##### Material supplied #####

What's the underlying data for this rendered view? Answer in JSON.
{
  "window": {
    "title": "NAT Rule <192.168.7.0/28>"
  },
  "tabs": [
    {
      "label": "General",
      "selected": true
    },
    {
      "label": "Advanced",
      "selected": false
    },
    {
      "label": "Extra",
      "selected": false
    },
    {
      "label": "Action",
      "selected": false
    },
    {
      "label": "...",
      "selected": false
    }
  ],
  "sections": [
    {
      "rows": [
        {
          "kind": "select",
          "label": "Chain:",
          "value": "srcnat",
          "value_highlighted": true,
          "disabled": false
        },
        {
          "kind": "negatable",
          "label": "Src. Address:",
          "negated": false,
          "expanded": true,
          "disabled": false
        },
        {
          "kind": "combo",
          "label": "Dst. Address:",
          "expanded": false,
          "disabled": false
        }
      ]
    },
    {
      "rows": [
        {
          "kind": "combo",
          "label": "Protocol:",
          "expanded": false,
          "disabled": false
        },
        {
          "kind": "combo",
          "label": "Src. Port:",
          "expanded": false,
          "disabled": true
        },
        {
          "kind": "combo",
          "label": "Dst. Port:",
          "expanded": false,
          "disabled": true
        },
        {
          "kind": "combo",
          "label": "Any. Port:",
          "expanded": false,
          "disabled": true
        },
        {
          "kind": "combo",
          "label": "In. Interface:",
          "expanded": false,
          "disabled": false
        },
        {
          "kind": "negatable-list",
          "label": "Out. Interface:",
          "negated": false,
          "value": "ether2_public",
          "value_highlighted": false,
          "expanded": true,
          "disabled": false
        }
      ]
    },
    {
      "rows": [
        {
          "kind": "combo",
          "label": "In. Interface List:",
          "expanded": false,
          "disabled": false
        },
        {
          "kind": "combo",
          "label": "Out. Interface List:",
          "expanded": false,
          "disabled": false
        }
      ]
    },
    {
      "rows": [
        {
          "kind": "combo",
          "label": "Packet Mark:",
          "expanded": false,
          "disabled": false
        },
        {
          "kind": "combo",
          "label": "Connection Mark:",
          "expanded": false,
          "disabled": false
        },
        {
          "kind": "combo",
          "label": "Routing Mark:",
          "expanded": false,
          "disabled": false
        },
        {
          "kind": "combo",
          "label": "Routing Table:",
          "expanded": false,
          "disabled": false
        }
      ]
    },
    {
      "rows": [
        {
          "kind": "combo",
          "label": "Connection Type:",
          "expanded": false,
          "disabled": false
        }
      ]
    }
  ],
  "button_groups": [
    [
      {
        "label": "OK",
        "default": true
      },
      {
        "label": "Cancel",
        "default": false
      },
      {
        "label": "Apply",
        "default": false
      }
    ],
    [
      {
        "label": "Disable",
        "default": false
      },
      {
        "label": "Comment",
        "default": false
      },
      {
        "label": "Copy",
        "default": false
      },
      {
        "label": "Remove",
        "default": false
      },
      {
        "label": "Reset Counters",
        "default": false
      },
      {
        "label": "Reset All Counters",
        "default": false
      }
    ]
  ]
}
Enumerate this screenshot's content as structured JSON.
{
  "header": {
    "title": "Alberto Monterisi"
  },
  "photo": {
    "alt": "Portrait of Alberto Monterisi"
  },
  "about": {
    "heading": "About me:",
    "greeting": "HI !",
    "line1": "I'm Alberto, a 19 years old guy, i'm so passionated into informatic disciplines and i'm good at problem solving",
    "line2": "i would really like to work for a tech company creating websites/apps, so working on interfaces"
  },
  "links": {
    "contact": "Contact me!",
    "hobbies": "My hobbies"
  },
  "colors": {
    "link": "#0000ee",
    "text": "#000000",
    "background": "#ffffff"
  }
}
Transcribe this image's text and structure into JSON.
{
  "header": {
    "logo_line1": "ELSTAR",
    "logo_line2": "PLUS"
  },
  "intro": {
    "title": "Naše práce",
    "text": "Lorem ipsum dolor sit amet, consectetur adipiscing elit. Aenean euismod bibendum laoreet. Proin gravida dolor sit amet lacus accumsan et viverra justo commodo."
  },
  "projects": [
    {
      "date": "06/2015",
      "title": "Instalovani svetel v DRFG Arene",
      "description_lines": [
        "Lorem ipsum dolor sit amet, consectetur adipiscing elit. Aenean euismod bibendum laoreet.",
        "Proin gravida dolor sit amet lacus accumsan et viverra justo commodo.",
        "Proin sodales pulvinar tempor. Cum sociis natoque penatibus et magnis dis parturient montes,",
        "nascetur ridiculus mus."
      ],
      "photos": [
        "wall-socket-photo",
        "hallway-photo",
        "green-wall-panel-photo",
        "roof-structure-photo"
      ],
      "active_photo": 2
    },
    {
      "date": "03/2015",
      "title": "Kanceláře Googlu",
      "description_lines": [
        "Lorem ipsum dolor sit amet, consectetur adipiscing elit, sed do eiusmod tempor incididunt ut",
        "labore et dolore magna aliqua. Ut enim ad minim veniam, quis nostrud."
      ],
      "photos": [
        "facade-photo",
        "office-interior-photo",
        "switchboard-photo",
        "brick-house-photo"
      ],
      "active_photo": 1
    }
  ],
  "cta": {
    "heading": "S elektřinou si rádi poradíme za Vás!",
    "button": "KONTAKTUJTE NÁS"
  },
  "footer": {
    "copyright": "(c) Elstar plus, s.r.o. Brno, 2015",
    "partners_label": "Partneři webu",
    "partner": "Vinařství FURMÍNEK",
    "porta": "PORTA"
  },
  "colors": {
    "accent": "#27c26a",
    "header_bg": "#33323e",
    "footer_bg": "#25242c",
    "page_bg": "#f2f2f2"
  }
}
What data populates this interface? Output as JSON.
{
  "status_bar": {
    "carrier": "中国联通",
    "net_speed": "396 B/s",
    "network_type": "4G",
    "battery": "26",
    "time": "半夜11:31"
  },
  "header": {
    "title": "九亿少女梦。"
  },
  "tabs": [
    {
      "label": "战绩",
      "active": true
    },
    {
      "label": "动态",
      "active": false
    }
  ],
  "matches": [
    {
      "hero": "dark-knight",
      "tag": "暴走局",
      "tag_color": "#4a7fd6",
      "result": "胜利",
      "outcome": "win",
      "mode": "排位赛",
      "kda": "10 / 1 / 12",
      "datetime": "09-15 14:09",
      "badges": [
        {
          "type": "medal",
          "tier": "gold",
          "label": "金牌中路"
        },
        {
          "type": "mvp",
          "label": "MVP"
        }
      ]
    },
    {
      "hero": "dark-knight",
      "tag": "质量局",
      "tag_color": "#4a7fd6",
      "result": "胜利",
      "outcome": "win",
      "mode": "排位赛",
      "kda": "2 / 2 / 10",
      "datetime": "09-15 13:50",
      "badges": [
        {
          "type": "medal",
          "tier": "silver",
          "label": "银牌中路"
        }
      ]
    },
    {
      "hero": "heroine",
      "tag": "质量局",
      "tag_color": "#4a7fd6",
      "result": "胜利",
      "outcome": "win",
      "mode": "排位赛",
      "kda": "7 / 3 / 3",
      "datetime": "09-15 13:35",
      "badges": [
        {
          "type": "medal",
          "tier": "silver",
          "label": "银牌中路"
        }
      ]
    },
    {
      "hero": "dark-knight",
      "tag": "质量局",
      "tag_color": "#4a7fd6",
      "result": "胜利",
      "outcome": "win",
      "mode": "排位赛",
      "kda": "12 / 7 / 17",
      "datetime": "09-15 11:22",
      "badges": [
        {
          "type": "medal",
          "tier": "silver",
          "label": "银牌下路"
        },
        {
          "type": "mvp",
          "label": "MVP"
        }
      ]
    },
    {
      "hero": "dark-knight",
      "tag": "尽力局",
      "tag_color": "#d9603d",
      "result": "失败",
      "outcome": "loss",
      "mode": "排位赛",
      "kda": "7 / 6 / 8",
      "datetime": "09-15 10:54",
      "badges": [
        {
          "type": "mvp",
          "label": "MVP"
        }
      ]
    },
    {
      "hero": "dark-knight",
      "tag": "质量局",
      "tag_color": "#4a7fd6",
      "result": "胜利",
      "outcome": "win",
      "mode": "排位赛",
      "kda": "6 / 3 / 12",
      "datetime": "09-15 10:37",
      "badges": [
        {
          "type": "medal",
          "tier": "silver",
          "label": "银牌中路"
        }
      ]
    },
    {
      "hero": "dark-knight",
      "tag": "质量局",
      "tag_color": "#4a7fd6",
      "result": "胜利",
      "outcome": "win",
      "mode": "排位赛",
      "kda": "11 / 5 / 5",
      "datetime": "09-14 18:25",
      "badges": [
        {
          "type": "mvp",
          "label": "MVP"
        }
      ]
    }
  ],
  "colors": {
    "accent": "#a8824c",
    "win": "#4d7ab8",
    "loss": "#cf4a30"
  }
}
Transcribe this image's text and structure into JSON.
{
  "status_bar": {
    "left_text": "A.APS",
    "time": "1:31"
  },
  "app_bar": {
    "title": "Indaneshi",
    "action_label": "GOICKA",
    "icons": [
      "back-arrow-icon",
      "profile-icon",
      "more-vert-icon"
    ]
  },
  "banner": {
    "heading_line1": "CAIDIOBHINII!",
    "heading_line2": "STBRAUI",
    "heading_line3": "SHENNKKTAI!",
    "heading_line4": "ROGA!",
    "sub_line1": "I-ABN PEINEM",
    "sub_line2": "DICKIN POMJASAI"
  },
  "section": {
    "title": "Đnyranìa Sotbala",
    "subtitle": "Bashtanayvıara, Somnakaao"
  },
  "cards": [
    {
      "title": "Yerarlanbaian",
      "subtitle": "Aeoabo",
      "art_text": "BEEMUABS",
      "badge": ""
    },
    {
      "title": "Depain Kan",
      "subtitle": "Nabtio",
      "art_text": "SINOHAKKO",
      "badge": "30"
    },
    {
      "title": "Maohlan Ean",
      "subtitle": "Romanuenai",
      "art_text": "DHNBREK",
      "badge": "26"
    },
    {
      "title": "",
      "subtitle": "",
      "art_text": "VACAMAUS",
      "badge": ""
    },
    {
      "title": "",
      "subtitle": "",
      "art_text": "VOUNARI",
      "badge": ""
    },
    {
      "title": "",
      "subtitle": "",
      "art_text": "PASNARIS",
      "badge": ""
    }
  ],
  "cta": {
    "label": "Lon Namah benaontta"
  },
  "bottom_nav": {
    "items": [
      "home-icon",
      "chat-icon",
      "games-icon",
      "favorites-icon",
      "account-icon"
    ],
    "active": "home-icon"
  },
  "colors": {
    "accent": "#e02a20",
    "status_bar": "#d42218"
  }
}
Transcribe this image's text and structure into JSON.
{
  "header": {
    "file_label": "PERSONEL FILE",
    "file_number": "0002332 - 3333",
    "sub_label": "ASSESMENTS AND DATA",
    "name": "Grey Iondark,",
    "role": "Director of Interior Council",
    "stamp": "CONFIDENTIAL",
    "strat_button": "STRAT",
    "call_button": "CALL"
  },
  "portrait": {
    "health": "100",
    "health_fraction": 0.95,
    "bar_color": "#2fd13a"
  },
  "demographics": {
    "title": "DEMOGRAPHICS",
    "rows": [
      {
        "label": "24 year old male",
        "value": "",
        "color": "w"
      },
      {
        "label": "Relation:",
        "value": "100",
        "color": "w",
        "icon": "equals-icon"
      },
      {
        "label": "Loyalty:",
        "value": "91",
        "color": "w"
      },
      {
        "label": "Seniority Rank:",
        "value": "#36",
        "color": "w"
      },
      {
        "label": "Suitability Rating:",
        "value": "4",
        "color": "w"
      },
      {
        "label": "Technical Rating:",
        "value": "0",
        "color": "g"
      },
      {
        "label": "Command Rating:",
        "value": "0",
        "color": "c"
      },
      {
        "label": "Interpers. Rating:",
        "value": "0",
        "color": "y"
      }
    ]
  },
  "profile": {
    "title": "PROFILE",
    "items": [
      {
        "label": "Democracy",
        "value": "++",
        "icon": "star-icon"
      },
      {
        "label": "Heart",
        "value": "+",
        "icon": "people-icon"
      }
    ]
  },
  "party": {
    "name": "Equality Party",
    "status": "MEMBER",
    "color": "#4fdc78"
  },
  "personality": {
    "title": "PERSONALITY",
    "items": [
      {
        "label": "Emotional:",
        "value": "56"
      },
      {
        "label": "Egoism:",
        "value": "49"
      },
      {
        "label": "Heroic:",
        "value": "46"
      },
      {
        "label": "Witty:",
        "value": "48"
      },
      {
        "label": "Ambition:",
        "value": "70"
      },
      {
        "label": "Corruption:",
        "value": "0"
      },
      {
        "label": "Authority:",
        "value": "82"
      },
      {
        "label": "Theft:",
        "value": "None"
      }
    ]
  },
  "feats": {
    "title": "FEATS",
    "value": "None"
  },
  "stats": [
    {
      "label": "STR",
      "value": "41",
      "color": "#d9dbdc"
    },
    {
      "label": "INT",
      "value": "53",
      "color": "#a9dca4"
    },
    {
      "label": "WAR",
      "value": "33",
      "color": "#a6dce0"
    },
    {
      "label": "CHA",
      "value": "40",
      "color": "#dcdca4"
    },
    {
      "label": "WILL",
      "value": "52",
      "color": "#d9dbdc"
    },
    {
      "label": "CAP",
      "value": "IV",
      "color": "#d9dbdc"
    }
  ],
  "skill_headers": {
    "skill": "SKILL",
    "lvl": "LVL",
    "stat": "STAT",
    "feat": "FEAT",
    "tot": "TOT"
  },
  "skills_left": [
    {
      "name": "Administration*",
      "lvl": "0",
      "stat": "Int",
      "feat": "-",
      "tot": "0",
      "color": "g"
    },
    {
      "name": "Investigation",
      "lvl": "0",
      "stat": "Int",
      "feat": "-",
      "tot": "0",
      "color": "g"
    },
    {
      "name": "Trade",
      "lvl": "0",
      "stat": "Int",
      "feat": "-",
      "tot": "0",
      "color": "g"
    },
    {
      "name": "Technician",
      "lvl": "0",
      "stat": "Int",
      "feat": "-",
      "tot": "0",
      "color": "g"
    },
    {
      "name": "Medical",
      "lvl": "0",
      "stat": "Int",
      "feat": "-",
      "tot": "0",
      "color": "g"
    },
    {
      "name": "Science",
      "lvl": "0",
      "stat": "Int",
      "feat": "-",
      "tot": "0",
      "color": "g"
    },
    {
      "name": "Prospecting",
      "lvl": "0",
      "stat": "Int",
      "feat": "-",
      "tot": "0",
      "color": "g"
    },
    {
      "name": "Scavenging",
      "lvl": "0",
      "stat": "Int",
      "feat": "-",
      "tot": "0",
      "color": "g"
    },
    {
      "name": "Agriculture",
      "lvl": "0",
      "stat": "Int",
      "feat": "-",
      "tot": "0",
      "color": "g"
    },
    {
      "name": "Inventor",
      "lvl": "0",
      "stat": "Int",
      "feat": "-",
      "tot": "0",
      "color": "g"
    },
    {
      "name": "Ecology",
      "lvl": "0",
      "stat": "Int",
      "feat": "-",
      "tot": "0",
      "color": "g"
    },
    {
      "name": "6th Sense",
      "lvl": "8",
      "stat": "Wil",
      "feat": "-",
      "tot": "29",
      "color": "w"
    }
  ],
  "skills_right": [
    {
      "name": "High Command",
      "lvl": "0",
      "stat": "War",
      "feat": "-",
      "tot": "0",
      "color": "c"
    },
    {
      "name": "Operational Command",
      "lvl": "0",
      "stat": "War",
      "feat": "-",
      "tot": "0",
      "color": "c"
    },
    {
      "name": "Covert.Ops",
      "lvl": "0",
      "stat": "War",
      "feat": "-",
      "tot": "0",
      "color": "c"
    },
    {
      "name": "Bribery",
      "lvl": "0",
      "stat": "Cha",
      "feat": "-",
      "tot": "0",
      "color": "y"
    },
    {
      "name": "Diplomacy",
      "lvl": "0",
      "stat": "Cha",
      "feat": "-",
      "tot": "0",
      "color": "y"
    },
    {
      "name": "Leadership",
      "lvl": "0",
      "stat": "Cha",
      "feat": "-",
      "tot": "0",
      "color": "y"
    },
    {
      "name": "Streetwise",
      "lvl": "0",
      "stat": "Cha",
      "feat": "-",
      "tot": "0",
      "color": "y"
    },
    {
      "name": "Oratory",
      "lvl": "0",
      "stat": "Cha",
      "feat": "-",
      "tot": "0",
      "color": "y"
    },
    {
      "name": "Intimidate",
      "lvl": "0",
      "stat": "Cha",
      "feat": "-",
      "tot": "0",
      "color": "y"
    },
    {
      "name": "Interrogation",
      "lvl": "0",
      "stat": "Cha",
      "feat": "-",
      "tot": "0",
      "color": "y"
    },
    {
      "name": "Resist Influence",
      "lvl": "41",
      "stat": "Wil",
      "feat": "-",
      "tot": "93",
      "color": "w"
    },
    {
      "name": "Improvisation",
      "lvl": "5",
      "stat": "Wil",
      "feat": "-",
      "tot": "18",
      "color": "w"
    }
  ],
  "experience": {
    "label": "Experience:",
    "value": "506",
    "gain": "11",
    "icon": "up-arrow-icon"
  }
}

#####

Challenge »
Copy all lines from the material that hold "accumsan".

Reply »
    "text": "Lorem ipsum dolor sit amet, consectetur adipiscing elit. Aenean euismod bibendum laoreet. Proin gravida dolor sit amet lacus accumsan et viverra justo commodo."
        "Proin gravida dolor sit amet lacus accumsan et viverra justo commodo.",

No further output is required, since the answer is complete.